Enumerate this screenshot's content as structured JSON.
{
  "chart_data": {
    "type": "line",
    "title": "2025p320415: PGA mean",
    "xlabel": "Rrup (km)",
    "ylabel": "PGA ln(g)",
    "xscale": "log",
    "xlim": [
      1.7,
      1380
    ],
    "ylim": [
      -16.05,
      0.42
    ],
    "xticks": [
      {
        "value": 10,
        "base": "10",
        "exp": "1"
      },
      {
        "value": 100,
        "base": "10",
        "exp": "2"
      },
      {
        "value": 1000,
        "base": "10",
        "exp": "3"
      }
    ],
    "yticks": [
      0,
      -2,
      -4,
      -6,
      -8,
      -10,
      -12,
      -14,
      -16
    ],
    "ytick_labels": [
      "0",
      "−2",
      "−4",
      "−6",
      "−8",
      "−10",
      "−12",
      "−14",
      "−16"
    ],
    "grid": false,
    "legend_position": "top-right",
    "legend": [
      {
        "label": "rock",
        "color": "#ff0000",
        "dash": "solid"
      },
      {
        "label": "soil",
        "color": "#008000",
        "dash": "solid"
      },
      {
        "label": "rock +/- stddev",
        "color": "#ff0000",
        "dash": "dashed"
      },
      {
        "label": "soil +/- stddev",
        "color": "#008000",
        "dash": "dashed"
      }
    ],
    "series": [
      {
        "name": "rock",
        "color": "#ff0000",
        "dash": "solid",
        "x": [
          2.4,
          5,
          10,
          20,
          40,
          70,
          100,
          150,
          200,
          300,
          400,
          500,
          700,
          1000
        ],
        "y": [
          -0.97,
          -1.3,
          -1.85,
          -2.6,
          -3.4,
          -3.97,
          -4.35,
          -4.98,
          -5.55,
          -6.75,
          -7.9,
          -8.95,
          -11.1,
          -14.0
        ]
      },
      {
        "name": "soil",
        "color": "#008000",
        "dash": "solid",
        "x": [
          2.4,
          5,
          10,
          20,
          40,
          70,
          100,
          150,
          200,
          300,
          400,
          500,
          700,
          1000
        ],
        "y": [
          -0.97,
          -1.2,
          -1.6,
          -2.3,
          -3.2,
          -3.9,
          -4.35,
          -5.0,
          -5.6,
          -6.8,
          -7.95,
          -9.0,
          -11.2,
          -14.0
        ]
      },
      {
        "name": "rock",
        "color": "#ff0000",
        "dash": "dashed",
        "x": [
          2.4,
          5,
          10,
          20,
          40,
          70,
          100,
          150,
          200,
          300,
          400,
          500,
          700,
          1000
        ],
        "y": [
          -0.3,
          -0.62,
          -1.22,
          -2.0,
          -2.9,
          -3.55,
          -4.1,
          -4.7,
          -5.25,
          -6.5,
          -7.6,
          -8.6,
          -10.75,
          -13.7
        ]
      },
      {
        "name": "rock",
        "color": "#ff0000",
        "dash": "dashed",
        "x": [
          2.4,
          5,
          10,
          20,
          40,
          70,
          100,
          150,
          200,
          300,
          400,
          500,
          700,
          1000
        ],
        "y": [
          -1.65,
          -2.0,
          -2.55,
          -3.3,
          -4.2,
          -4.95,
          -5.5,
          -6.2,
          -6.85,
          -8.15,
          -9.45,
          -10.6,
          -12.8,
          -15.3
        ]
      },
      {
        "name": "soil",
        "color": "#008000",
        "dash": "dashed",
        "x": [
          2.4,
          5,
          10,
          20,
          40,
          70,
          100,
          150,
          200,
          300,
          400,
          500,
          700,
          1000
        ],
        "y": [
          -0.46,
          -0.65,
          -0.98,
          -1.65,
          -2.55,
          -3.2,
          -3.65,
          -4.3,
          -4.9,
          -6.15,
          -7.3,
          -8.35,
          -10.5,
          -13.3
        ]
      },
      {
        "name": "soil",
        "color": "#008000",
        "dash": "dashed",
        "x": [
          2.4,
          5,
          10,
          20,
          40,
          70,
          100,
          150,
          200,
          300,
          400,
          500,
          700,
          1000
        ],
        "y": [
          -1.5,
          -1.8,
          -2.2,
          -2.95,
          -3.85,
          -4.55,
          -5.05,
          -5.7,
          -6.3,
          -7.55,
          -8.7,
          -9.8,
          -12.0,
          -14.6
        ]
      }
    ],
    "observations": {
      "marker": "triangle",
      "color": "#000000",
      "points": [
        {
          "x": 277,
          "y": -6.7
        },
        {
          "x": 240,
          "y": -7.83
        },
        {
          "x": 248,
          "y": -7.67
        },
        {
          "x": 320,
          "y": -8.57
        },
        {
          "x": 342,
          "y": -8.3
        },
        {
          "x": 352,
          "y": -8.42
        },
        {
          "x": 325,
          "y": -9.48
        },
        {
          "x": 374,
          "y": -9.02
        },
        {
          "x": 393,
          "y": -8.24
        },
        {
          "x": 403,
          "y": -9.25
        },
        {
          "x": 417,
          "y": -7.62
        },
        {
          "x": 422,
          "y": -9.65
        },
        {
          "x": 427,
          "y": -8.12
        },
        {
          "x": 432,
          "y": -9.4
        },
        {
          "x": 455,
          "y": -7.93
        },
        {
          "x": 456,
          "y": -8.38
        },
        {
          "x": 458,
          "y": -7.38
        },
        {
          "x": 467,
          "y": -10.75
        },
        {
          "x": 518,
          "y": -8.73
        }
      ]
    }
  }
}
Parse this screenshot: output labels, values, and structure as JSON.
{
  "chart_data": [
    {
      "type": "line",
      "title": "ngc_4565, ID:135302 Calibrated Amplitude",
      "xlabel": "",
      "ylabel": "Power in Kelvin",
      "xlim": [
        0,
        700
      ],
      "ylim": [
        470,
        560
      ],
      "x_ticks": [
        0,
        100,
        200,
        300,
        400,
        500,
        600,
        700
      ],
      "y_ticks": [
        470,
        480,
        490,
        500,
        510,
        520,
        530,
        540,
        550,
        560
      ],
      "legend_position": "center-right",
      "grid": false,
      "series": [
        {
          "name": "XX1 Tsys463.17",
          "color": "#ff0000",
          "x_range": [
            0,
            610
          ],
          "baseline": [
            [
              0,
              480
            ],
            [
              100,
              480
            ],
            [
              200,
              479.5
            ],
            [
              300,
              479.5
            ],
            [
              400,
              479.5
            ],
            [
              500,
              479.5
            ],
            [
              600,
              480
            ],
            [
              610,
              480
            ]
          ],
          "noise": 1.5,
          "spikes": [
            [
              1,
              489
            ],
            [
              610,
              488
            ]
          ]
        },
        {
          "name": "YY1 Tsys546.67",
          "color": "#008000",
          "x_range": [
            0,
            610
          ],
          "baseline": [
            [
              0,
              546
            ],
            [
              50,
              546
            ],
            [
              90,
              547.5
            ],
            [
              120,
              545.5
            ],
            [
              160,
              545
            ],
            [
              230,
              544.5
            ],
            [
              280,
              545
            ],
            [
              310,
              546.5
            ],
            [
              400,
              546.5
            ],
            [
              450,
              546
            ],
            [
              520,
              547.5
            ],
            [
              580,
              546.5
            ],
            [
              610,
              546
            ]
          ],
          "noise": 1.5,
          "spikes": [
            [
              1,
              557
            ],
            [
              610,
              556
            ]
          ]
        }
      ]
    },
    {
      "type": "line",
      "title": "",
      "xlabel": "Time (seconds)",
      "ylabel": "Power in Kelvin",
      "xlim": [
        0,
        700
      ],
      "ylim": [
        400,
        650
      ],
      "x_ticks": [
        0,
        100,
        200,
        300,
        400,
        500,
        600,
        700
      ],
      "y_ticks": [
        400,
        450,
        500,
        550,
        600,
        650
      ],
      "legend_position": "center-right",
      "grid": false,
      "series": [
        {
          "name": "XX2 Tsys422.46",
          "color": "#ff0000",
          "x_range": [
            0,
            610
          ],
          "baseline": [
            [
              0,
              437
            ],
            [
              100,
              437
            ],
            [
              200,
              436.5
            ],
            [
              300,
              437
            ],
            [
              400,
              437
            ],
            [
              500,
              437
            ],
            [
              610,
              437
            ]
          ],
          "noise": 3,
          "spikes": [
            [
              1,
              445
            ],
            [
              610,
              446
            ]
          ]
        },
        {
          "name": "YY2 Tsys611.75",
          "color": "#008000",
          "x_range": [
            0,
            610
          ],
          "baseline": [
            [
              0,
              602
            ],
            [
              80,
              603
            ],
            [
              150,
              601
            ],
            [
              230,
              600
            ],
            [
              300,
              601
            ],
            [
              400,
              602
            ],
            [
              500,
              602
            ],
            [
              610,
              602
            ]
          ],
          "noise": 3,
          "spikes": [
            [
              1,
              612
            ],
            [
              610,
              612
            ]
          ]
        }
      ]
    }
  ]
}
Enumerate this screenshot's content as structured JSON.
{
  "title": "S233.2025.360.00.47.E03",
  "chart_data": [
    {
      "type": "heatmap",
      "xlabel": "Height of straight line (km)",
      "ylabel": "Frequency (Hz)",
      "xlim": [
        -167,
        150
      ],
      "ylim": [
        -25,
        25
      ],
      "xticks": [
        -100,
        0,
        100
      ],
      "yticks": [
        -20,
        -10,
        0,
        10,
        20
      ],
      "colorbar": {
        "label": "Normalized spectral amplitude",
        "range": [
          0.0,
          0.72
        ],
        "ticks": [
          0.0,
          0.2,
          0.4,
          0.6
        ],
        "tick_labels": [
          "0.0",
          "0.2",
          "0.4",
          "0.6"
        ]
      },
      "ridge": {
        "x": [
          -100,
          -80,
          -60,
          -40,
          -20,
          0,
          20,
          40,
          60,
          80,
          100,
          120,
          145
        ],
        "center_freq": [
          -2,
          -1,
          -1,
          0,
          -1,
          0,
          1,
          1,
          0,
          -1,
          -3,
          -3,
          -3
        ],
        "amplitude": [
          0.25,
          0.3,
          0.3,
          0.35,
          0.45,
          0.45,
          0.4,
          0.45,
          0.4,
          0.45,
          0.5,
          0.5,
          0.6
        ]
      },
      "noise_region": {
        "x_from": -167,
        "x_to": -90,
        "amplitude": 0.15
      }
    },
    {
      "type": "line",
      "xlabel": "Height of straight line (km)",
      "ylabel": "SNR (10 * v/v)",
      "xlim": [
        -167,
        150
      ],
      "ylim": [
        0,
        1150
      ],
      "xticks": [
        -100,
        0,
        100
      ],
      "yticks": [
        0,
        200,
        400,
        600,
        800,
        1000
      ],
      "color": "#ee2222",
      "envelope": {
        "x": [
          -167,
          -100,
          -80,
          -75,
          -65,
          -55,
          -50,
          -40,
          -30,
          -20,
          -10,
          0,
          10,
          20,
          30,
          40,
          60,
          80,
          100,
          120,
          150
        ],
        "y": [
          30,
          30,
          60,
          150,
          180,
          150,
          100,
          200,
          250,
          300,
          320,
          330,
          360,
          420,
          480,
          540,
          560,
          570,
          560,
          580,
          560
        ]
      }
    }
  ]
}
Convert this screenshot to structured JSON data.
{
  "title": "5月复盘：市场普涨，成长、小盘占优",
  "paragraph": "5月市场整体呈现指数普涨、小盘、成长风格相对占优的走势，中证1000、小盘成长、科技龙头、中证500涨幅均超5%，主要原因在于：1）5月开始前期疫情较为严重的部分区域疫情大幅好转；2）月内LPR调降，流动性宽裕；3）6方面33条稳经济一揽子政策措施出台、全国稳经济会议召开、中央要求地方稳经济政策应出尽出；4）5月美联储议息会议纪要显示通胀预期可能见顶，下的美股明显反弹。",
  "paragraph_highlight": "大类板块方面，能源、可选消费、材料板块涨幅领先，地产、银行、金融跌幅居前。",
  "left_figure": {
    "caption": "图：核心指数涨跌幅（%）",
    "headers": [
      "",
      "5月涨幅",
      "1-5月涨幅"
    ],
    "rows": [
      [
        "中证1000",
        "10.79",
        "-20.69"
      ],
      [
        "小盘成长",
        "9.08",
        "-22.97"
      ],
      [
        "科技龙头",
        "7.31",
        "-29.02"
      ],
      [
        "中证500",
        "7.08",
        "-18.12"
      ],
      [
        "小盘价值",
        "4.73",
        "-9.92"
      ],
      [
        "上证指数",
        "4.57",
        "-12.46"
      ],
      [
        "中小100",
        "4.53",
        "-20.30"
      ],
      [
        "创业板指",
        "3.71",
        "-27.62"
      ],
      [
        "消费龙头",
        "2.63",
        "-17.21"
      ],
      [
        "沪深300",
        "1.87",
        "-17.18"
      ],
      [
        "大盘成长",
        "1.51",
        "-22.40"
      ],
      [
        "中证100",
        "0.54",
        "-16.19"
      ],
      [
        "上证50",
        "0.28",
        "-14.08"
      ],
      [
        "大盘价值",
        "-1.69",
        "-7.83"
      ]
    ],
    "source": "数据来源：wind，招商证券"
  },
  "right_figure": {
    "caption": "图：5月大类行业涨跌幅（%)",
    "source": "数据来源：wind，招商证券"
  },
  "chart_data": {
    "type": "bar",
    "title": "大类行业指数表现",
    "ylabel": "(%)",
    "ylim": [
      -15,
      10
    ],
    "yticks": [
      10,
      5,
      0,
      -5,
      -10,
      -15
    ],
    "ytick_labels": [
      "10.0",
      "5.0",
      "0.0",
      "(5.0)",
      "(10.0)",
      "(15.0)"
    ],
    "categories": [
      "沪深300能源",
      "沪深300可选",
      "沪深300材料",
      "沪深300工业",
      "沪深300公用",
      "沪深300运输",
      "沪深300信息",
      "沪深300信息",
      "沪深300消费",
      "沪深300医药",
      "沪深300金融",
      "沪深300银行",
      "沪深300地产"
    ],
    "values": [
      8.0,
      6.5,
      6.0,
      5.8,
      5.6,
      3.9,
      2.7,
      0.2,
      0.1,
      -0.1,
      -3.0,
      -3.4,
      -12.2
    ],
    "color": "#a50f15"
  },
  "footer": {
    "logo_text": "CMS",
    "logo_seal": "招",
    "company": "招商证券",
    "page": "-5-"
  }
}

————————

### [Requirements]
List every line above that holds the word "JSON".

### [Response to this exercise]
Enumerate this screenshot's content as structured JSON.
Parse this screenshot: output labels, values, and structure as JSON.
Enumerate this screenshot's content as structured JSON.
Convert this screenshot to structured JSON data.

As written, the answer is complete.